■ Objective: Copy all of the material below exactly.

·····

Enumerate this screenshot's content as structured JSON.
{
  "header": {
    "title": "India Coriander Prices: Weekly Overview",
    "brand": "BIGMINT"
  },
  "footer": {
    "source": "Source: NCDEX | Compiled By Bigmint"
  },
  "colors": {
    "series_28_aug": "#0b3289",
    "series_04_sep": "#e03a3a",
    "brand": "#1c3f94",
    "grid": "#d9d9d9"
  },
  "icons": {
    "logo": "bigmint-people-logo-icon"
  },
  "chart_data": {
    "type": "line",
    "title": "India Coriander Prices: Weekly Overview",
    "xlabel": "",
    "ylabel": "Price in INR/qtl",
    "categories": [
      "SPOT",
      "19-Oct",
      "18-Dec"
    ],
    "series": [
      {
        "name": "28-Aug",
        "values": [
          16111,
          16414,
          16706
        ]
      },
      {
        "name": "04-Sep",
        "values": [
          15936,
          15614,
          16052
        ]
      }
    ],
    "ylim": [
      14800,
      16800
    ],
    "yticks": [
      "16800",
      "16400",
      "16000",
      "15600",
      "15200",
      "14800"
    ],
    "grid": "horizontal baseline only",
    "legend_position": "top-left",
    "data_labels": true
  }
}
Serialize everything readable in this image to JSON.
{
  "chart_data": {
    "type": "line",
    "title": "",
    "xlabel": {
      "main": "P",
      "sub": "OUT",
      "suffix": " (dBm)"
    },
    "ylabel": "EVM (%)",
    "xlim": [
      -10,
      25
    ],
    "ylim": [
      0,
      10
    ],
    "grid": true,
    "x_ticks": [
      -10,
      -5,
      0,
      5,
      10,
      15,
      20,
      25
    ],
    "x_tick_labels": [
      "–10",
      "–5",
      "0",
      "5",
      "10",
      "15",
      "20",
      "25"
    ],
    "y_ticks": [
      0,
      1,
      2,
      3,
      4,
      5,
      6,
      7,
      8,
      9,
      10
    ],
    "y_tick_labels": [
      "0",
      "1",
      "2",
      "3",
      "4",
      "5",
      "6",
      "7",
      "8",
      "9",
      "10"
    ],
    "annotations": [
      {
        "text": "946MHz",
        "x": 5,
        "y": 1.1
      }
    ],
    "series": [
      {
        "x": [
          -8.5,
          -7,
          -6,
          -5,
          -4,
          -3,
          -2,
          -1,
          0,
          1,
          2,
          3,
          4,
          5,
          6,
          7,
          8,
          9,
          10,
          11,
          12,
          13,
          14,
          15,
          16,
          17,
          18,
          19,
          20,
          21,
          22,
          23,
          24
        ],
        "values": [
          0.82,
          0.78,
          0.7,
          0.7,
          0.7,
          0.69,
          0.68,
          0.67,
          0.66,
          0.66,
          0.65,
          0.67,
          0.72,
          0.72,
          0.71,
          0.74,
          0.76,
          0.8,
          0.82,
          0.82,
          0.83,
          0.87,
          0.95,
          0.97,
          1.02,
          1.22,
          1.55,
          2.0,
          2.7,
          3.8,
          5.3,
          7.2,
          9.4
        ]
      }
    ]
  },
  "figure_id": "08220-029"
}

·····

■ Written solution:
Enumerate this screenshot's content as structured JSON.
{
  "header": {
    "title": "India Coriander Prices: Weekly Overview",
    "brand": "BIGMINT"
  },
  "footer": {
    "source": "Source: NCDEX | Compiled By Bigmint"
  },
  "colors": {
    "series_28_aug": "#0b3289",
    "series_04_sep": "#e03a3a",
    "brand": "#1c3f94",
    "grid": "#d9d9d9"
  },
  "icons": {
    "logo": "bigmint-people-logo-icon"
  },
  "chart_data": {
    "type": "line",
    "title": "India Coriander Prices: Weekly Overview",
    "xlabel": "",
    "ylabel": "Price in INR/qtl",
    "categories": [
      "SPOT",
      "19-Oct",
      "18-Dec"
    ],
    "series": [
      {
        "name": "28-Aug",
        "values": [
          16111,
          16414,
          16706
        ]
      },
      {
        "name": "04-Sep",
        "values": [
          15936,
          15614,
          16052
        ]
      }
    ],
    "ylim": [
      14800,
      16800
    ],
    "yticks": [
      "16800",
      "16400",
      "16000",
      "15600",
      "15200",
      "14800"
    ],
    "grid": "horizontal baseline only",
    "legend_position": "top-left",
    "data_labels": true
  }
}
Serialize everything readable in this image to JSON.
{
  "chart_data": {
    "type": "line",
    "title": "",
    "xlabel": {
      "main": "P",
      "sub": "OUT",
      "suffix": " (dBm)"
    },
    "ylabel": "EVM (%)",
    "xlim": [
      -10,
      25
    ],
    "ylim": [
      0,
      10
    ],
    "grid": true,
    "x_ticks": [
      -10,
      -5,
      0,
      5,
      10,
      15,
      20,
      25
    ],
    "x_tick_labels": [
      "–10",
      "–5",
      "0",
      "5",
      "10",
      "15",
      "20",
      "25"
    ],
    "y_ticks": [
      0,
      1,
      2,
      3,
      4,
      5,
      6,
      7,
      8,
      9,
      10
    ],
    "y_tick_labels": [
      "0",
      "1",
      "2",
      "3",
      "4",
      "5",
      "6",
      "7",
      "8",
      "9",
      "10"
    ],
    "annotations": [
      {
        "text": "946MHz",
        "x": 5,
        "y": 1.1
      }
    ],
    "series": [
      {
        "x": [
          -8.5,
          -7,
          -6,
          -5,
          -4,
          -3,
          -2,
          -1,
          0,
          1,
          2,
          3,
          4,
          5,
          6,
          7,
          8,
          9,
          10,
          11,
          12,
          13,
          14,
          15,
          16,
          17,
          18,
          19,
          20,
          21,
          22,
          23,
          24
        ],
        "values": [
          0.82,
          0.78,
          0.7,
          0.7,
          0.7,
          0.69,
          0.68,
          0.67,
          0.66,
          0.66,
          0.65,
          0.67,
          0.72,
          0.72,
          0.71,
          0.74,
          0.76,
          0.8,
          0.82,
          0.82,
          0.83,
          0.87,
          0.95,
          0.97,
          1.02,
          1.22,
          1.55,
          2.0,
          2.7,
          3.8,
          5.3,
          7.2,
          9.4
        ]
      }
    ]
  },
  "figure_id": "08220-029"
}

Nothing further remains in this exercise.